Repeat exactly each line of the data provided below.

## RECORDS TO PROCESS:
□ □ □ □ □ □ □
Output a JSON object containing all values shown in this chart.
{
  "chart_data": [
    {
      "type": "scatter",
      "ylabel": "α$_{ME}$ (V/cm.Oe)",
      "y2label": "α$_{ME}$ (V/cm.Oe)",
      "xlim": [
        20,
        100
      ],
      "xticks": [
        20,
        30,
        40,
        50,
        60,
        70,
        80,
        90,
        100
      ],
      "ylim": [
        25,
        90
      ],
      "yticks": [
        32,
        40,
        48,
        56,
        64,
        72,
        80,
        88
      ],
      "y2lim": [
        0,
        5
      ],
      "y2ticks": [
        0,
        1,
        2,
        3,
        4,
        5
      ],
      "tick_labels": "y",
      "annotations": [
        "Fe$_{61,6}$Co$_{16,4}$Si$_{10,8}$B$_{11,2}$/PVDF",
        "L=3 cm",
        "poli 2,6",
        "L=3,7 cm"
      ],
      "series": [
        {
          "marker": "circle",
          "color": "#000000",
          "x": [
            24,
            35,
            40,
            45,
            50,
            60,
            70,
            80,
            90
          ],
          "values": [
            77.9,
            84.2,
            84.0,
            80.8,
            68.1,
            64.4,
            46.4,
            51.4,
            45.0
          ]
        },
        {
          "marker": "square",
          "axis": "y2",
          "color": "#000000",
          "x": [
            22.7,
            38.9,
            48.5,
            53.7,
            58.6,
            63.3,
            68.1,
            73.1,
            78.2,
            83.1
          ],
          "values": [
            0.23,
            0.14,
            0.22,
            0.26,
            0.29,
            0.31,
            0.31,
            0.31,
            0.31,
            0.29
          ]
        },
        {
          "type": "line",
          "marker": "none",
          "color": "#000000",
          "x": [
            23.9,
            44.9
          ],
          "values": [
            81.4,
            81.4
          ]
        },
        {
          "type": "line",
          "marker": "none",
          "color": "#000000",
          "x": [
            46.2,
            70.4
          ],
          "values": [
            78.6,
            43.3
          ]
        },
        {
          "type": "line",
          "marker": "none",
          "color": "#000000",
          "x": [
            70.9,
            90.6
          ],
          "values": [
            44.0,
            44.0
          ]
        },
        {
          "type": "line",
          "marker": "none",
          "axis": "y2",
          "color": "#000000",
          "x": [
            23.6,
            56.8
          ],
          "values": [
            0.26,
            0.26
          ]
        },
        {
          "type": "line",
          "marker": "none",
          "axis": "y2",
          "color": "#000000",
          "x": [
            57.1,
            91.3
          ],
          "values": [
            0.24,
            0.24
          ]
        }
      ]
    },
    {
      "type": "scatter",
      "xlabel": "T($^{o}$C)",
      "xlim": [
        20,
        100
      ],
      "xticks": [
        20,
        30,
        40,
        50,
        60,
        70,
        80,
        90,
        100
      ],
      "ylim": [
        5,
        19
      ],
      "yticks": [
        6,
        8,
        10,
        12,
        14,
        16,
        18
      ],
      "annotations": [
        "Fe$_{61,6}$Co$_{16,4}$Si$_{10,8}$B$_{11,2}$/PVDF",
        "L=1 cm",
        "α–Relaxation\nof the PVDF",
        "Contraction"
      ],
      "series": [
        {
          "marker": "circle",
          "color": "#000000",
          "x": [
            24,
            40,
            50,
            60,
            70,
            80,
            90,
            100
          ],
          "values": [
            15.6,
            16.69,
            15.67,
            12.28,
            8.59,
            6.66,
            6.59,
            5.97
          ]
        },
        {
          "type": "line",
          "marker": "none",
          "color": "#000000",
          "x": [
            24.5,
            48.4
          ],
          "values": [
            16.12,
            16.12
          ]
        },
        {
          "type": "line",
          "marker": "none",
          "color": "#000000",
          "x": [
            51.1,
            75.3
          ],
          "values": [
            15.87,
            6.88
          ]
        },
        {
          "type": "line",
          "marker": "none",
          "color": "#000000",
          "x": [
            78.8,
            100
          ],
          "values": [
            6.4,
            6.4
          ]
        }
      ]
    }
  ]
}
□ □ □ □ □ □ □
## ANSWER TO THIS TASK:
Output a JSON object containing all values shown in this chart.
{
  "chart_data": [
    {
      "type": "scatter",
      "ylabel": "α$_{ME}$ (V/cm.Oe)",
      "y2label": "α$_{ME}$ (V/cm.Oe)",
      "xlim": [
        20,
        100
      ],
      "xticks": [
        20,
        30,
        40,
        50,
        60,
        70,
        80,
        90,
        100
      ],
      "ylim": [
        25,
        90
      ],
      "yticks": [
        32,
        40,
        48,
        56,
        64,
        72,
        80,
        88
      ],
      "y2lim": [
        0,
        5
      ],
      "y2ticks": [
        0,
        1,
        2,
        3,
        4,
        5
      ],
      "tick_labels": "y",
      "annotations": [
        "Fe$_{61,6}$Co$_{16,4}$Si$_{10,8}$B$_{11,2}$/PVDF",
        "L=3 cm",
        "poli 2,6",
        "L=3,7 cm"
      ],
      "series": [
        {
          "marker": "circle",
          "color": "#000000",
          "x": [
            24,
            35,
            40,
            45,
            50,
            60,
            70,
            80,
            90
          ],
          "values": [
            77.9,
            84.2,
            84.0,
            80.8,
            68.1,
            64.4,
            46.4,
            51.4,
            45.0
          ]
        },
        {
          "marker": "square",
          "axis": "y2",
          "color": "#000000",
          "x": [
            22.7,
            38.9,
            48.5,
            53.7,
            58.6,
            63.3,
            68.1,
            73.1,
            78.2,
            83.1
          ],
          "values": [
            0.23,
            0.14,
            0.22,
            0.26,
            0.29,
            0.31,
            0.31,
            0.31,
            0.31,
            0.29
          ]
        },
        {
          "type": "line",
          "marker": "none",
          "color": "#000000",
          "x": [
            23.9,
            44.9
          ],
          "values": [
            81.4,
            81.4
          ]
        },
        {
          "type": "line",
          "marker": "none",
          "color": "#000000",
          "x": [
            46.2,
            70.4
          ],
          "values": [
            78.6,
            43.3
          ]
        },
        {
          "type": "line",
          "marker": "none",
          "color": "#000000",
          "x": [
            70.9,
            90.6
          ],
          "values": [
            44.0,
            44.0
          ]
        },
        {
          "type": "line",
          "marker": "none",
          "axis": "y2",
          "color": "#000000",
          "x": [
            23.6,
            56.8
          ],
          "values": [
            0.26,
            0.26
          ]
        },
        {
          "type": "line",
          "marker": "none",
          "axis": "y2",
          "color": "#000000",
          "x": [
            57.1,
            91.3
          ],
          "values": [
            0.24,
            0.24
          ]
        }
      ]
    },
    {
      "type": "scatter",
      "xlabel": "T($^{o}$C)",
      "xlim": [
        20,
        100
      ],
      "xticks": [
        20,
        30,
        40,
        50,
        60,
        70,
        80,
        90,
        100
      ],
      "ylim": [
        5,
        19
      ],
      "yticks": [
        6,
        8,
        10,
        12,
        14,
        16,
        18
      ],
      "annotations": [
        "Fe$_{61,6}$Co$_{16,4}$Si$_{10,8}$B$_{11,2}$/PVDF",
        "L=1 cm",
        "α–Relaxation\nof the PVDF",
        "Contraction"
      ],
      "series": [
        {
          "marker": "circle",
          "color": "#000000",
          "x": [
            24,
            40,
            50,
            60,
            70,
            80,
            90,
            100
          ],
          "values": [
            15.6,
            16.69,
            15.67,
            12.28,
            8.59,
            6.66,
            6.59,
            5.97
          ]
        },
        {
          "type": "line",
          "marker": "none",
          "color": "#000000",
          "x": [
            24.5,
            48.4
          ],
          "values": [
            16.12,
            16.12
          ]
        },
        {
          "type": "line",
          "marker": "none",
          "color": "#000000",
          "x": [
            51.1,
            75.3
          ],
          "values": [
            15.87,
            6.88
          ]
        },
        {
          "type": "line",
          "marker": "none",
          "color": "#000000",
          "x": [
            78.8,
            100
          ],
          "values": [
            6.4,
            6.4
          ]
        }
      ]
    }
  ]
}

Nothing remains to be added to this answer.